# [WORK TO COMPLETE]
Render the following material again verbatim, leaving nothing out.

(Dataset items)
# # # #

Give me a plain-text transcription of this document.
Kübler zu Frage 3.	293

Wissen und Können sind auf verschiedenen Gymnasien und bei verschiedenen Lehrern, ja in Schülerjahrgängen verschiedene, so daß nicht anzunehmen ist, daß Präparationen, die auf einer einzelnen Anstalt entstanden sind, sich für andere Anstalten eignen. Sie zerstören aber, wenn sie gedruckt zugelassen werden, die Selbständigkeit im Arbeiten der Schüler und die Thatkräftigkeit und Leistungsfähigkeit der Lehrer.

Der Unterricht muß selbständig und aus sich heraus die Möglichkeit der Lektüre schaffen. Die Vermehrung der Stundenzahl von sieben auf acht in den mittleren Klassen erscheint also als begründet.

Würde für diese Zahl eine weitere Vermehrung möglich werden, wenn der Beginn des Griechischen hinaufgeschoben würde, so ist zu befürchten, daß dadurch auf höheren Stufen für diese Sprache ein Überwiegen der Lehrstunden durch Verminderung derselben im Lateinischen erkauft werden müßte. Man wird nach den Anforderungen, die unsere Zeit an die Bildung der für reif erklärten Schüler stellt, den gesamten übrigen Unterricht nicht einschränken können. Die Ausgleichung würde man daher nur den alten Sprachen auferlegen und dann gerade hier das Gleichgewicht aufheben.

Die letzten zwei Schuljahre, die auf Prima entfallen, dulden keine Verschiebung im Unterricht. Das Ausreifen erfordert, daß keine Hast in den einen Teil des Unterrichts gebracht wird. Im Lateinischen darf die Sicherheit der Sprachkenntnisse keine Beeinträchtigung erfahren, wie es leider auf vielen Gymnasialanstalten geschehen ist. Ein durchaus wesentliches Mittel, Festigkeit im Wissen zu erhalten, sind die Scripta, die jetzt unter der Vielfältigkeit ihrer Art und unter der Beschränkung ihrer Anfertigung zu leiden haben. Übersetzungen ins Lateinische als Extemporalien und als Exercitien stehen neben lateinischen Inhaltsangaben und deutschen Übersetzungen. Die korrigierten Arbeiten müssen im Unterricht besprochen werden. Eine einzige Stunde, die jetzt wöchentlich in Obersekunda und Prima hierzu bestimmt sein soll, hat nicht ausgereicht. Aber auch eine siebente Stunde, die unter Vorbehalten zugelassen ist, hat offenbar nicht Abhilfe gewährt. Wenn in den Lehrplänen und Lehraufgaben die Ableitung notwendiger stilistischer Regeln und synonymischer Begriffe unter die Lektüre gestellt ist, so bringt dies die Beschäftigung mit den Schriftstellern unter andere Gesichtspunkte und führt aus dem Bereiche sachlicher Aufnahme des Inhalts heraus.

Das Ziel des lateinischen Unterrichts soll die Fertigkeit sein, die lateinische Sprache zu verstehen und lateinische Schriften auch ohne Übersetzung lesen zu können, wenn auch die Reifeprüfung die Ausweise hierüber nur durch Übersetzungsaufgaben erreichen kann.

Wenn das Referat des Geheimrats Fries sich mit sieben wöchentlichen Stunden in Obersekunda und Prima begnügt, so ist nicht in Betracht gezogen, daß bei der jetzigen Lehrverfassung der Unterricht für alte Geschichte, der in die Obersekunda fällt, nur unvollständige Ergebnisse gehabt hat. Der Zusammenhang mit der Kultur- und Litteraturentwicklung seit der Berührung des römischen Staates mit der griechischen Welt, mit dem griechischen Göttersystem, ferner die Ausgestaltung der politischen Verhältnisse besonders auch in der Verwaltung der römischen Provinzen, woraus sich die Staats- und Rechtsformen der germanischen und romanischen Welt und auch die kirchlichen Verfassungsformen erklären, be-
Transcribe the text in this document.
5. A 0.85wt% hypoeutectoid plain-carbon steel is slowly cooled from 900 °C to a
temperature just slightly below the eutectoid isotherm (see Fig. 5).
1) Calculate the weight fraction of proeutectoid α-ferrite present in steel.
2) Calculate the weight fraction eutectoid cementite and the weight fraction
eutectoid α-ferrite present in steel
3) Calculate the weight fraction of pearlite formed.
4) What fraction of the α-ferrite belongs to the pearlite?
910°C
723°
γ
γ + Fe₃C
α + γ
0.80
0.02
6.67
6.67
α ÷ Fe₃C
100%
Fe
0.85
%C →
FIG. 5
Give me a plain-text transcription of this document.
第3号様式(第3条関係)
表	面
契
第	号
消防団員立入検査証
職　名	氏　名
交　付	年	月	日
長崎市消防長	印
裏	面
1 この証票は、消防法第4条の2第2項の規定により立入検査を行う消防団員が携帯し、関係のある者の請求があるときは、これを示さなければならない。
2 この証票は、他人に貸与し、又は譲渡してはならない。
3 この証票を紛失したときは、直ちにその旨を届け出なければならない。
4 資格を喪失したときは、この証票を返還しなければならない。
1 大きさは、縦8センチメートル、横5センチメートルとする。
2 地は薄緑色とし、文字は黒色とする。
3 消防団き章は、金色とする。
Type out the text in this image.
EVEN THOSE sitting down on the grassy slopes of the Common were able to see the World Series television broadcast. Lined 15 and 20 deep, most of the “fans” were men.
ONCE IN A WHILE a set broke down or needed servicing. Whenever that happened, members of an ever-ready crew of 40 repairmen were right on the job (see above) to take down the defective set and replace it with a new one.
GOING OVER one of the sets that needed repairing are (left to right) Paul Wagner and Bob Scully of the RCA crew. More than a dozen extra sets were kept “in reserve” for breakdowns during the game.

# # # #

# [OUTPUT BELOW]
Give me a plain-text transcription of this document.
Kübler zu Frage 3.	293

Wissen und Können sind auf verschiedenen Gymnasien und bei verschiedenen Lehrern, ja in Schülerjahrgängen verschiedene, so daß nicht anzunehmen ist, daß Präparationen, die auf einer einzelnen Anstalt entstanden sind, sich für andere Anstalten eignen. Sie zerstören aber, wenn sie gedruckt zugelassen werden, die Selbständigkeit im Arbeiten der Schüler und die Thatkräftigkeit und Leistungsfähigkeit der Lehrer.

Der Unterricht muß selbständig und aus sich heraus die Möglichkeit der Lektüre schaffen. Die Vermehrung der Stundenzahl von sieben auf acht in den mittleren Klassen erscheint also als begründet.

Würde für diese Zahl eine weitere Vermehrung möglich werden, wenn der Beginn des Griechischen hinaufgeschoben würde, so ist zu befürchten, daß dadurch auf höheren Stufen für diese Sprache ein Überwiegen der Lehrstunden durch Verminderung derselben im Lateinischen erkauft werden müßte. Man wird nach den Anforderungen, die unsere Zeit an die Bildung der für reif erklärten Schüler stellt, den gesamten übrigen Unterricht nicht einschränken können. Die Ausgleichung würde man daher nur den alten Sprachen auferlegen und dann gerade hier das Gleichgewicht aufheben.

Die letzten zwei Schuljahre, die auf Prima entfallen, dulden keine Verschiebung im Unterricht. Das Ausreifen erfordert, daß keine Hast in den einen Teil des Unterrichts gebracht wird. Im Lateinischen darf die Sicherheit der Sprachkenntnisse keine Beeinträchtigung erfahren, wie es leider auf vielen Gymnasialanstalten geschehen ist. Ein durchaus wesentliches Mittel, Festigkeit im Wissen zu erhalten, sind die Scripta, die jetzt unter der Vielfältigkeit ihrer Art und unter der Beschränkung ihrer Anfertigung zu leiden haben. Übersetzungen ins Lateinische als Extemporalien und als Exercitien stehen neben lateinischen Inhaltsangaben und deutschen Übersetzungen. Die korrigierten Arbeiten müssen im Unterricht besprochen werden. Eine einzige Stunde, die jetzt wöchentlich in Obersekunda und Prima hierzu bestimmt sein soll, hat nicht ausgereicht. Aber auch eine siebente Stunde, die unter Vorbehalten zugelassen ist, hat offenbar nicht Abhilfe gewährt. Wenn in den Lehrplänen und Lehraufgaben die Ableitung notwendiger stilistischer Regeln und synonymischer Begriffe unter die Lektüre gestellt ist, so bringt dies die Beschäftigung mit den Schriftstellern unter andere Gesichtspunkte und führt aus dem Bereiche sachlicher Aufnahme des Inhalts heraus.

Das Ziel des lateinischen Unterrichts soll die Fertigkeit sein, die lateinische Sprache zu verstehen und lateinische Schriften auch ohne Übersetzung lesen zu können, wenn auch die Reifeprüfung die Ausweise hierüber nur durch Übersetzungsaufgaben erreichen kann.

Wenn das Referat des Geheimrats Fries sich mit sieben wöchentlichen Stunden in Obersekunda und Prima begnügt, so ist nicht in Betracht gezogen, daß bei der jetzigen Lehrverfassung der Unterricht für alte Geschichte, der in die Obersekunda fällt, nur unvollständige Ergebnisse gehabt hat. Der Zusammenhang mit der Kultur- und Litteraturentwicklung seit der Berührung des römischen Staates mit der griechischen Welt, mit dem griechischen Göttersystem, ferner die Ausgestaltung der politischen Verhältnisse besonders auch in der Verwaltung der römischen Provinzen, woraus sich die Staats- und Rechtsformen der germanischen und romanischen Welt und auch die kirchlichen Verfassungsformen erklären, be-
Transcribe the text in this document.
5. A 0.85wt% hypoeutectoid plain-carbon steel is slowly cooled from 900 °C to a
temperature just slightly below the eutectoid isotherm (see Fig. 5).
1) Calculate the weight fraction of proeutectoid α-ferrite present in steel.
2) Calculate the weight fraction eutectoid cementite and the weight fraction
eutectoid α-ferrite present in steel
3) Calculate the weight fraction of pearlite formed.
4) What fraction of the α-ferrite belongs to the pearlite?
910°C
723°
γ
γ + Fe₃C
α + γ
0.80
0.02
6.67
6.67
α ÷ Fe₃C
100%
Fe
0.85
%C →
FIG. 5
Give me a plain-text transcription of this document.
第3号様式(第3条関係)
表	面
契
第	号
消防団員立入検査証
職　名	氏　名
交　付	年	月	日
長崎市消防長	印
裏	面
1 この証票は、消防法第4条の2第2項の規定により立入検査を行う消防団員が携帯し、関係のある者の請求があるときは、これを示さなければならない。
2 この証票は、他人に貸与し、又は譲渡してはならない。
3 この証票を紛失したときは、直ちにその旨を届け出なければならない。
4 資格を喪失したときは、この証票を返還しなければならない。
1 大きさは、縦8センチメートル、横5センチメートルとする。
2 地は薄緑色とし、文字は黒色とする。
3 消防団き章は、金色とする。
Type out the text in this image.
EVEN THOSE sitting down on the grassy slopes of the Common were able to see the World Series television broadcast. Lined 15 and 20 deep, most of the “fans” were men.
ONCE IN A WHILE a set broke down or needed servicing. Whenever that happened, members of an ever-ready crew of 40 repairmen were right on the job (see above) to take down the defective set and replace it with a new one.
GOING OVER one of the sets that needed repairing are (left to right) Paul Wagner and Bob Scully of the RCA crew. More than a dozen extra sets were kept “in reserve” for breakdowns during the game.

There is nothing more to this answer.